**DATA FOR PROCESSING**
■ ■ ■

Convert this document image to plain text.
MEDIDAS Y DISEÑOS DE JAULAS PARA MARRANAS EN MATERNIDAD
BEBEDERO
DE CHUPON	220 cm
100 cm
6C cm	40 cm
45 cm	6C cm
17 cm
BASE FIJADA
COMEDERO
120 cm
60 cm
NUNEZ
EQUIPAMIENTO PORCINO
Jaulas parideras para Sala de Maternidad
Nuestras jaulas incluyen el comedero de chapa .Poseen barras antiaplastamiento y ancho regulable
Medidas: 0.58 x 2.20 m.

■ ■ ■

**DIRECTIONS FOR THIS TASK**
Reproduce the material exactly, with every line intact.

**CORRECT ANSWER**
Convert this document image to plain text.
MEDIDAS Y DISEÑOS DE JAULAS PARA MARRANAS EN MATERNIDAD
BEBEDERO
DE CHUPON	220 cm
100 cm
6C cm	40 cm
45 cm	6C cm
17 cm
BASE FIJADA
COMEDERO
120 cm
60 cm
NUNEZ
EQUIPAMIENTO PORCINO
Jaulas parideras para Sala de Maternidad
Nuestras jaulas incluyen el comedero de chapa .Poseen barras antiaplastamiento y ancho regulable
Medidas: 0.58 x 2.20 m.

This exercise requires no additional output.